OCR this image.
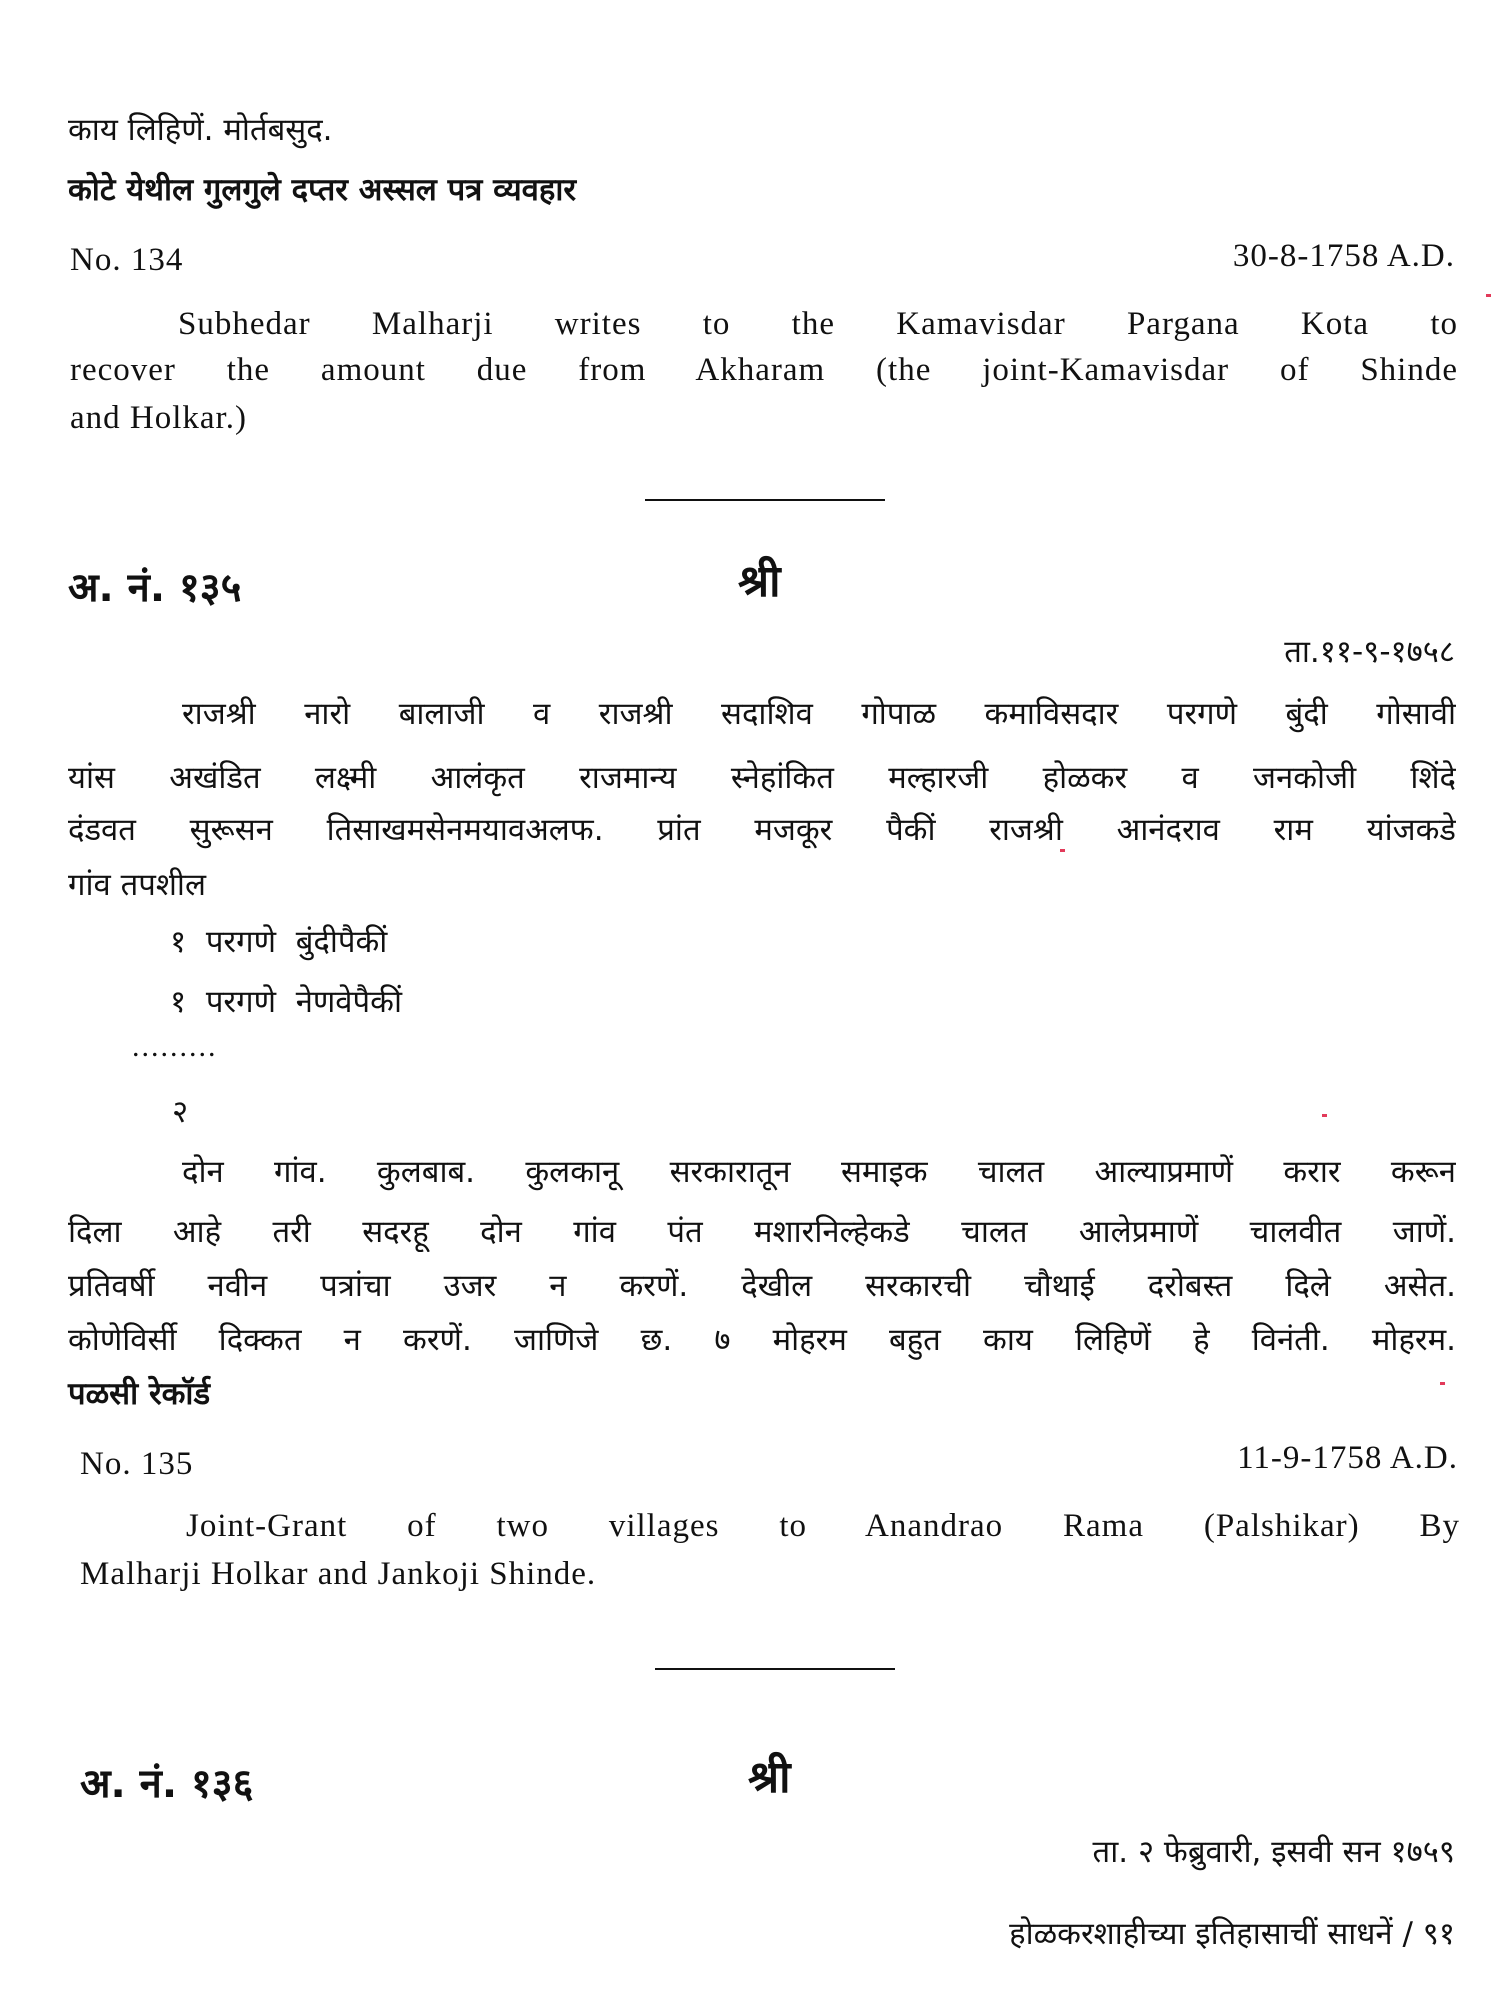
काय लिहिणें. मोर्तबसुद.
कोटे येथील गुलगुले दप्तर अस्सल पत्र व्यवहार
No. 134	30-8-1758 A.D.
Subhedar Malharji writes to the Kamavisdar Pargana Kota to
recover the amount due from Akharam (the joint-Kamavisdar of Shinde
and Holkar.)
अ. नं. १३५	श्री
ता.११-९-१७५८
राजश्री नारो बालाजी व राजश्री सदाशिव गोपाळ कमाविसदार परगणे बुंदी गोसावी
यांस अखंडित लक्ष्मी आलंकृत राजमान्य स्नेहांकित मल्हारजी होळकर व जनकोजी शिंदे
दंडवत सुरूसन तिसाखमसेनमयावअलफ. प्रांत मजकूर पैकीं राजश्री आनंदराव राम यांजकडे
गांव तपशील
१  परगणे  बुंदीपैकीं
१  परगणे  नेणवेपैकीं
.........
२
दोन गांव. कुलबाब. कुलकानू सरकारातून समाइक चालत आल्याप्रमाणें करार करून
दिला आहे तरी सदरहू दोन गांव पंत मशारनिल्हेकडे चालत आलेप्रमाणें चालवीत जाणें.
प्रतिवर्षी नवीन पत्रांचा उजर न करणें. देखील सरकारची चौथाई दरोबस्त दिले असेत.
कोणेविर्सी दिक्कत न करणें. जाणिजे छ. ७ मोहरम बहुत काय लिहिणें हे विनंती. मोहरम.
पळसी रेकॉर्ड
No. 135	11-9-1758 A.D.
Joint-Grant of two villages to Anandrao Rama (Palshikar) By
Malharji Holkar and Jankoji Shinde.
अ. नं. १३६	श्री
ता. २ फेब्रुवारी, इसवी सन १७५९
होळकरशाहीच्या इतिहासाचीं साधनें / ९१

### Exercise aim:
Output every entry word for word, but omit the pictures.

### Reply to the task:
OCR this image.
काय लिहिणें. मोर्तबसुद.
कोटे येथील गुलगुले दप्तर अस्सल पत्र व्यवहार
No. 134	30-8-1758 A.D.
Subhedar Malharji writes to the Kamavisdar Pargana Kota to
recover the amount due from Akharam (the joint-Kamavisdar of Shinde
and Holkar.)
अ. नं. १३५	श्री
ता.११-९-१७५८
राजश्री नारो बालाजी व राजश्री सदाशिव गोपाळ कमाविसदार परगणे बुंदी गोसावी
यांस अखंडित लक्ष्मी आलंकृत राजमान्य स्नेहांकित मल्हारजी होळकर व जनकोजी शिंदे
दंडवत सुरूसन तिसाखमसेनमयावअलफ. प्रांत मजकूर पैकीं राजश्री आनंदराव राम यांजकडे
गांव तपशील
१  परगणे  बुंदीपैकीं
१  परगणे  नेणवेपैकीं
.........
२
दोन गांव. कुलबाब. कुलकानू सरकारातून समाइक चालत आल्याप्रमाणें करार करून
दिला आहे तरी सदरहू दोन गांव पंत मशारनिल्हेकडे चालत आलेप्रमाणें चालवीत जाणें.
प्रतिवर्षी नवीन पत्रांचा उजर न करणें. देखील सरकारची चौथाई दरोबस्त दिले असेत.
कोणेविर्सी दिक्कत न करणें. जाणिजे छ. ७ मोहरम बहुत काय लिहिणें हे विनंती. मोहरम.
पळसी रेकॉर्ड
No. 135	11-9-1758 A.D.
Joint-Grant of two villages to Anandrao Rama (Palshikar) By
Malharji Holkar and Jankoji Shinde.
अ. नं. १३६	श्री
ता. २ फेब्रुवारी, इसवी सन १७५९
होळकरशाहीच्या इतिहासाचीं साधनें / ९१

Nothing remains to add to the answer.